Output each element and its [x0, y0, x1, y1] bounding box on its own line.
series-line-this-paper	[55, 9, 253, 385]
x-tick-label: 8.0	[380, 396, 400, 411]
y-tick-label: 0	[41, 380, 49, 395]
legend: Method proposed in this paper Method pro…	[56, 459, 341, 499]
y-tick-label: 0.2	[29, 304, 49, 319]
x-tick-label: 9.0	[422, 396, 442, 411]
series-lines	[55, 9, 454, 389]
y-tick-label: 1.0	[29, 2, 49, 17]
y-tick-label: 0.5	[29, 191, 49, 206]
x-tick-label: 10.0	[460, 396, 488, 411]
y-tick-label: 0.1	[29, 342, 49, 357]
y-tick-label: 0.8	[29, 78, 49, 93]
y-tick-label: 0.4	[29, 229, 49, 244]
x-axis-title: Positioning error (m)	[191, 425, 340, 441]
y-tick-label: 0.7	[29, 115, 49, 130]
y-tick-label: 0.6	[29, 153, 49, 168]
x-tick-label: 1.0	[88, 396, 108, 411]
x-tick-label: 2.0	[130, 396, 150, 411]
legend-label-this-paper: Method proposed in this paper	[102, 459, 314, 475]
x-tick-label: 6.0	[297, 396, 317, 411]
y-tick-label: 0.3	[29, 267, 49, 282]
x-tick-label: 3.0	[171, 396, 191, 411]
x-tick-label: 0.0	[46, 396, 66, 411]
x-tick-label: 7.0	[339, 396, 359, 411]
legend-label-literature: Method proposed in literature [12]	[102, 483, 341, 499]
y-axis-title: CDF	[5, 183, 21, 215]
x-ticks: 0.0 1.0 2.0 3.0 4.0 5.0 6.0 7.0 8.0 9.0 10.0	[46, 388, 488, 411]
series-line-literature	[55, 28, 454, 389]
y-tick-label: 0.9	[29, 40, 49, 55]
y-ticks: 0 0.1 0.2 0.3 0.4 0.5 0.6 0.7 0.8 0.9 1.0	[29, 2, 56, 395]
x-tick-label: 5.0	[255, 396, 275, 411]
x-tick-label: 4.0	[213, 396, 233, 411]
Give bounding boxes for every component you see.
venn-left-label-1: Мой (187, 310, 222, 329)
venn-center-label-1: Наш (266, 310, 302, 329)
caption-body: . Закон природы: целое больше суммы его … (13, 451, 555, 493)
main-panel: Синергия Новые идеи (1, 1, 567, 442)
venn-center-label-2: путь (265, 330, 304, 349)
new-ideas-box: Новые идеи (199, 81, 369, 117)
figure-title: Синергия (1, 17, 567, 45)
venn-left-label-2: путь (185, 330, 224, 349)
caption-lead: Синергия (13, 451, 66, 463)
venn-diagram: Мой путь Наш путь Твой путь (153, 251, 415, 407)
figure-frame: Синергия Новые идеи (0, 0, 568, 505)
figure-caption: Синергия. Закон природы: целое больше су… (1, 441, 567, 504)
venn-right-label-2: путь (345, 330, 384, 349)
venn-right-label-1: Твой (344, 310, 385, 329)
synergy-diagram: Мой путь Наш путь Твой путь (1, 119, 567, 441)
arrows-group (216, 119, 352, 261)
- - - -
Rewrite all of the items above, replacing "Positioning error" with "Localization error" and leaving everything else unchanged.

Output each element and its [x0, y0, x1, y1] bounding box on its own line.
series-line-this-paper	[55, 9, 253, 385]
x-tick-label: 8.0	[380, 396, 400, 411]
y-tick-label: 0	[41, 380, 49, 395]
legend: Method proposed in this paper Method pro…	[56, 459, 341, 499]
y-tick-label: 0.2	[29, 304, 49, 319]
x-tick-label: 9.0	[422, 396, 442, 411]
series-lines	[55, 9, 454, 389]
y-tick-label: 1.0	[29, 2, 49, 17]
y-tick-label: 0.5	[29, 191, 49, 206]
x-tick-label: 10.0	[460, 396, 488, 411]
y-tick-label: 0.1	[29, 342, 49, 357]
y-tick-label: 0.8	[29, 78, 49, 93]
y-tick-label: 0.4	[29, 229, 49, 244]
x-axis-title: Localization error (m)	[191, 425, 340, 441]
y-tick-label: 0.7	[29, 115, 49, 130]
y-tick-label: 0.6	[29, 153, 49, 168]
x-tick-label: 1.0	[88, 396, 108, 411]
x-tick-label: 2.0	[130, 396, 150, 411]
legend-label-this-paper: Method proposed in this paper	[102, 459, 314, 475]
x-tick-label: 6.0	[297, 396, 317, 411]
y-tick-label: 0.3	[29, 267, 49, 282]
x-tick-label: 3.0	[171, 396, 191, 411]
x-tick-label: 0.0	[46, 396, 66, 411]
x-tick-label: 7.0	[339, 396, 359, 411]
legend-label-literature: Method proposed in literature [12]	[102, 483, 341, 499]
y-axis-title: CDF	[5, 183, 21, 215]
x-ticks: 0.0 1.0 2.0 3.0 4.0 5.0 6.0 7.0 8.0 9.0 10.0	[46, 388, 488, 411]
series-line-literature	[55, 28, 454, 389]
y-tick-label: 0.9	[29, 40, 49, 55]
y-ticks: 0 0.1 0.2 0.3 0.4 0.5 0.6 0.7 0.8 0.9 1.0	[29, 2, 56, 395]
x-tick-label: 5.0	[255, 396, 275, 411]
x-tick-label: 4.0	[213, 396, 233, 411]
Give bounding boxes for every component you see.
venn-left-label-1: Мой (187, 310, 222, 329)
venn-center-label-1: Наш (266, 310, 302, 329)
caption-body: . Закон природы: целое больше суммы его … (13, 451, 555, 493)
main-panel: Синергия Новые идеи (1, 1, 567, 442)
venn-center-label-2: путь (265, 330, 304, 349)
new-ideas-box: Новые идеи (199, 81, 369, 117)
figure-title: Синергия (1, 17, 567, 45)
venn-left-label-2: путь (185, 330, 224, 349)
caption-lead: Синергия (13, 451, 66, 463)
venn-diagram: Мой путь Наш путь Твой путь (153, 251, 415, 407)
figure-frame: Синергия Новые идеи (0, 0, 568, 505)
figure-caption: Синергия. Закон природы: целое больше су… (1, 441, 567, 504)
venn-right-label-2: путь (345, 330, 384, 349)
venn-right-label-1: Твой (344, 310, 385, 329)
synergy-diagram: Мой путь Наш путь Твой путь (1, 119, 567, 441)
arrows-group (216, 119, 352, 261)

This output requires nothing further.